PROBLEM TO WORK ON: Extract every line of the material that holds the string "LASER".

WORKING DATA:
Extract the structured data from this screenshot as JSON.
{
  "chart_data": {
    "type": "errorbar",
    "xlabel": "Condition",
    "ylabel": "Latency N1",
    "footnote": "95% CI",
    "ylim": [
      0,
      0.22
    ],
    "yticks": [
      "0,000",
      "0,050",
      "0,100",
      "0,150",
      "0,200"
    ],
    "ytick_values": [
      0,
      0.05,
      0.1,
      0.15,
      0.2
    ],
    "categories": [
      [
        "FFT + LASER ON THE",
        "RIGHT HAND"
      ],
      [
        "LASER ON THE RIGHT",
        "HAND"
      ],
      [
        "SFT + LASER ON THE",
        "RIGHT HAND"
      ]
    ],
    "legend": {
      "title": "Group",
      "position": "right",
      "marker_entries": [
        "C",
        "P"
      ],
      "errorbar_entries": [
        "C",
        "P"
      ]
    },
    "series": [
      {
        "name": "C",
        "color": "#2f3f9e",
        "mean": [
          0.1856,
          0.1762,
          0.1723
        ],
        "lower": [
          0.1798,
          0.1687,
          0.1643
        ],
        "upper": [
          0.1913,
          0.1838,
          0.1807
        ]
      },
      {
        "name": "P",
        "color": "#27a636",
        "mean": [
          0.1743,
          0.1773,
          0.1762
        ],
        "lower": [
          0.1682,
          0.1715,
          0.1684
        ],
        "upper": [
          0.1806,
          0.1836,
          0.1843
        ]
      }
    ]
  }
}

RESPONSE TO THE EXERCISE:
        "FFT + LASER ON THE",
        "LASER ON THE RIGHT",
        "SFT + LASER ON THE",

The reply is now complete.